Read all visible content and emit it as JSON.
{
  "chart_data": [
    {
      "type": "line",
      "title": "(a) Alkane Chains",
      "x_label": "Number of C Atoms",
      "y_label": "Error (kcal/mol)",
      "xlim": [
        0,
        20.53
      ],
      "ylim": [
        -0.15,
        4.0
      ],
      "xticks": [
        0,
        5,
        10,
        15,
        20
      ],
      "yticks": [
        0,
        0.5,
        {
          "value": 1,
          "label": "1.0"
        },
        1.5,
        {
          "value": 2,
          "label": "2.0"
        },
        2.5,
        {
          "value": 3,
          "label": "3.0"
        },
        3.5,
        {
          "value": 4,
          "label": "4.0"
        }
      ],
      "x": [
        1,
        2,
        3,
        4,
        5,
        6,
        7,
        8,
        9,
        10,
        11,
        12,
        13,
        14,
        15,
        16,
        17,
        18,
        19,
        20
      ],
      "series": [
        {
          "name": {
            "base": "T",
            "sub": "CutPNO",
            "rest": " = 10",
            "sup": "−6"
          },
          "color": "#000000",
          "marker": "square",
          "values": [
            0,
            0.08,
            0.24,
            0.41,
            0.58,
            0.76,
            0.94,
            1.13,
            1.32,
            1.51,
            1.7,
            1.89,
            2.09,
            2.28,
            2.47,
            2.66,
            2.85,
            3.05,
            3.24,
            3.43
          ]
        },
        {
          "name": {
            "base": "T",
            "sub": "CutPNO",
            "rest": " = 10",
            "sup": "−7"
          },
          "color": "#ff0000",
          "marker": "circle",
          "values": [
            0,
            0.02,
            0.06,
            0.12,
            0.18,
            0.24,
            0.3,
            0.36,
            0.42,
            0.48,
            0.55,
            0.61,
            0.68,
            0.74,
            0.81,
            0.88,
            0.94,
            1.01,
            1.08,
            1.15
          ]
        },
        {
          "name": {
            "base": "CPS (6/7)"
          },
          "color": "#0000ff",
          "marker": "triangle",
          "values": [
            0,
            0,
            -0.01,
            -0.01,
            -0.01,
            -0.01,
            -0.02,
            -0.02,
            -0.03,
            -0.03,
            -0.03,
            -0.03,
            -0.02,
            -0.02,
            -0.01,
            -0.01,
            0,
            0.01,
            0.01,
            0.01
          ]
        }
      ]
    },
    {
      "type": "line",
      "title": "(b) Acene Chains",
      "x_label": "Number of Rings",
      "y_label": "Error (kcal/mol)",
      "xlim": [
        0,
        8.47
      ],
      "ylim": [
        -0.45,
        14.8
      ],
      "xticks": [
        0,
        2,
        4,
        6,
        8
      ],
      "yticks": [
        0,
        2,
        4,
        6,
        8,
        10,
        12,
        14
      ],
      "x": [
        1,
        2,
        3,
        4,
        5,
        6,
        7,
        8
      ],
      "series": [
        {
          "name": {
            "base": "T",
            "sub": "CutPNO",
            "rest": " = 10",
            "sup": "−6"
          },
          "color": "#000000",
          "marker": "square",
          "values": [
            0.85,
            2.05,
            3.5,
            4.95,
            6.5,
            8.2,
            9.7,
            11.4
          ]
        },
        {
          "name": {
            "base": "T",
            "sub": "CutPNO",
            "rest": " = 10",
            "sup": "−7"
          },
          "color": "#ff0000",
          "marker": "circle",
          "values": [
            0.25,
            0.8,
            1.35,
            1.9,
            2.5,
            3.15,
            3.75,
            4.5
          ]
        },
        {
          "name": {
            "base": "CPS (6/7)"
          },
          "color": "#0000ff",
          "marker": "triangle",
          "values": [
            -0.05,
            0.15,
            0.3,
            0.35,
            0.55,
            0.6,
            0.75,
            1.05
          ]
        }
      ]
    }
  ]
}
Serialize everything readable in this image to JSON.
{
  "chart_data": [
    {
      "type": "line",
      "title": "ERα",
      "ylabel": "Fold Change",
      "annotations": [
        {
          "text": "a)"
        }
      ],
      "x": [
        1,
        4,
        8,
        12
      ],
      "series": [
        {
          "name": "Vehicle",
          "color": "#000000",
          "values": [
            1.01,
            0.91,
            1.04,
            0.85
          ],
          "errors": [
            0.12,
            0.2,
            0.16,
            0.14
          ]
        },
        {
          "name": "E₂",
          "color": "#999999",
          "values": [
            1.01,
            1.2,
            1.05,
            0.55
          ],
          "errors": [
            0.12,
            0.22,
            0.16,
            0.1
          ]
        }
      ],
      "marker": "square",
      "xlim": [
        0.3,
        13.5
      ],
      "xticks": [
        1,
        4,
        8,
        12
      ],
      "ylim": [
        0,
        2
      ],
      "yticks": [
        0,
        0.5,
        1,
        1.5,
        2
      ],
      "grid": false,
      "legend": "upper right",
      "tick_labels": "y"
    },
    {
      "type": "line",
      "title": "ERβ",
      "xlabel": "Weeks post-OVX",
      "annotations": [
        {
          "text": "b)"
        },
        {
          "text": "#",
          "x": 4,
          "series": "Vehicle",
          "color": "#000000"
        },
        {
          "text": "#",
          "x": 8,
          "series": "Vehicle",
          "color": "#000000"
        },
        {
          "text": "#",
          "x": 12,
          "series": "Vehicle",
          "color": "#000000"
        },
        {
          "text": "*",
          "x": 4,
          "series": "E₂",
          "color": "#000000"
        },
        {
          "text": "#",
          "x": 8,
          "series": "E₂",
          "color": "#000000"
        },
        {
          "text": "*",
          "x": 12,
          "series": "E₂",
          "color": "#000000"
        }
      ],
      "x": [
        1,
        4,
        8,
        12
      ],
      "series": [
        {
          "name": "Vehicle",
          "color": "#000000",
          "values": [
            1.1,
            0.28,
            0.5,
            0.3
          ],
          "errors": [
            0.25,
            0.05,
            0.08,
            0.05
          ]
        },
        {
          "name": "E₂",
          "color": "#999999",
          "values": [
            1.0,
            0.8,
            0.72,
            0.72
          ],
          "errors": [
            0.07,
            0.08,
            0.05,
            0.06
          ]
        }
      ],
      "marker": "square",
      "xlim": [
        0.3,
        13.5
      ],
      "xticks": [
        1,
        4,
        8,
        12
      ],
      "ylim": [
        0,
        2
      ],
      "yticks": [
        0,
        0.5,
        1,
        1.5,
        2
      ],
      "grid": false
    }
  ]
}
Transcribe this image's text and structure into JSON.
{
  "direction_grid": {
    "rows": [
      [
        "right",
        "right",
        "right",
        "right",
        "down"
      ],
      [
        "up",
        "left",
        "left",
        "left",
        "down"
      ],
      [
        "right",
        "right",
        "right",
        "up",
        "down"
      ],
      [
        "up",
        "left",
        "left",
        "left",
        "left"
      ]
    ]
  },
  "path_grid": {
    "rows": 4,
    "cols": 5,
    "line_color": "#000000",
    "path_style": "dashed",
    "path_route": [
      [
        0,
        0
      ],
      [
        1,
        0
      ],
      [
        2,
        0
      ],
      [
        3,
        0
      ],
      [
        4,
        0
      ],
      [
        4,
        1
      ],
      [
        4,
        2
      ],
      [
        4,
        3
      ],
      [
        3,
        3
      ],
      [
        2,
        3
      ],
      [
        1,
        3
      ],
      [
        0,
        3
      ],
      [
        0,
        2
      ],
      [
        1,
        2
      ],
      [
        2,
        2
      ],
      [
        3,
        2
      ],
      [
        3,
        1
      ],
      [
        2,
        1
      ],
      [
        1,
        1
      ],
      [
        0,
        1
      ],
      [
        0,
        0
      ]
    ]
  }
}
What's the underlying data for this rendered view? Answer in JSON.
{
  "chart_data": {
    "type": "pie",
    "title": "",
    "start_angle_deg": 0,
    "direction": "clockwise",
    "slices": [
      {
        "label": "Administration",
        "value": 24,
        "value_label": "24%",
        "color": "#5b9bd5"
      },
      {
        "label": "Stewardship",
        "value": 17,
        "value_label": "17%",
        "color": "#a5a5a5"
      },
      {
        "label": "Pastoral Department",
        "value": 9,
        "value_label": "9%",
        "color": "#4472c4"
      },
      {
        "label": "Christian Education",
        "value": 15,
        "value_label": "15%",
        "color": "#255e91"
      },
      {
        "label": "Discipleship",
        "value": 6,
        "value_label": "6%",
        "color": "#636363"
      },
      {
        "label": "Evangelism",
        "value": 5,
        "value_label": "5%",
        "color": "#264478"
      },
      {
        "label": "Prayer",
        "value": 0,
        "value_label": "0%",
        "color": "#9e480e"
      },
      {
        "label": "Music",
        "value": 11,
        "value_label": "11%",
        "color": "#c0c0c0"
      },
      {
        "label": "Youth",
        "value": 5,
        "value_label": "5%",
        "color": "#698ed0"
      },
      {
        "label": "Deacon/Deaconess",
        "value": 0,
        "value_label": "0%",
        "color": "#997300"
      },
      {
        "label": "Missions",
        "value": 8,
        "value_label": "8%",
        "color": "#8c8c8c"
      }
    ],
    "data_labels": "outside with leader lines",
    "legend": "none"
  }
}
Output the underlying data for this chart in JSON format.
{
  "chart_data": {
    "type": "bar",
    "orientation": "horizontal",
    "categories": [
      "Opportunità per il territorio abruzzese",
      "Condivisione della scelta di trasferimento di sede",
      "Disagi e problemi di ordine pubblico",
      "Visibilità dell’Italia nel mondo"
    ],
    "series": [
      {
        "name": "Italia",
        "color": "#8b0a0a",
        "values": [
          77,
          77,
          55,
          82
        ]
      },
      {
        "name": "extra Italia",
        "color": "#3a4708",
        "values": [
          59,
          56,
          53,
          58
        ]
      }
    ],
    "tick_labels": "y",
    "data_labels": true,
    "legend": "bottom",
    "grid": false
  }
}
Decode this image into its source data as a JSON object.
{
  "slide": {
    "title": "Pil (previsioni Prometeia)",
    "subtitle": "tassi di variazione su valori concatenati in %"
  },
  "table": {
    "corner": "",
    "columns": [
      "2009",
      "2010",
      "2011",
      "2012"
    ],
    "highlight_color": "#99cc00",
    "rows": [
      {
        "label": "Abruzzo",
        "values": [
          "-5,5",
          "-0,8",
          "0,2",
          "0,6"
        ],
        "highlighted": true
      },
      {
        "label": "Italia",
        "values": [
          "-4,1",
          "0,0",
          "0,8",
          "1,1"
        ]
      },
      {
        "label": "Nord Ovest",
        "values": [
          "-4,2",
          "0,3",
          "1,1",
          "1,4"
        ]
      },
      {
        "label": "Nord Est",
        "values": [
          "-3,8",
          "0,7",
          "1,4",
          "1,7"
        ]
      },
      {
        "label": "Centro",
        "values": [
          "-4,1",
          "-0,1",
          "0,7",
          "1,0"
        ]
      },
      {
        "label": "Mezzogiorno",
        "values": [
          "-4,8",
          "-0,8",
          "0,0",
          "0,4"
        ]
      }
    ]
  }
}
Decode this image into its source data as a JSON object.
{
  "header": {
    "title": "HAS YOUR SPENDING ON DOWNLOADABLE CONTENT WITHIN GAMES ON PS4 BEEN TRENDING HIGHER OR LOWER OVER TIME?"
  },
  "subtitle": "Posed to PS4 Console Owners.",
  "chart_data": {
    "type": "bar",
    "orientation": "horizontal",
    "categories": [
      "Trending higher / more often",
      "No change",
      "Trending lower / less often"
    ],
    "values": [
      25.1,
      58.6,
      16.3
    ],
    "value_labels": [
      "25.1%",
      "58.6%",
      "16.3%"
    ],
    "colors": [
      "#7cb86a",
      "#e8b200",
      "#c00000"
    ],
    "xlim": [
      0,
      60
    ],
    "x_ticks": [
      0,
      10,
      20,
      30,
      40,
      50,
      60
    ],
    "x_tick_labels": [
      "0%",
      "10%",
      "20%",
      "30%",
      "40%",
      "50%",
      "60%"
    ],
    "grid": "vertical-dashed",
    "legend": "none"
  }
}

* **STATED EXERCISE**
Show every line of the listing in which the string "this" can be found.

* **RESPONSE BELOW**
Serialize everything readable in this image to JSON.
Transcribe this image's text and structure into JSON.
What's the underlying data for this rendered view? Answer in JSON.
Output the underlying data for this chart in JSON format.
Decode this image into its source data as a JSON object.
Decode this image into its source data as a JSON object.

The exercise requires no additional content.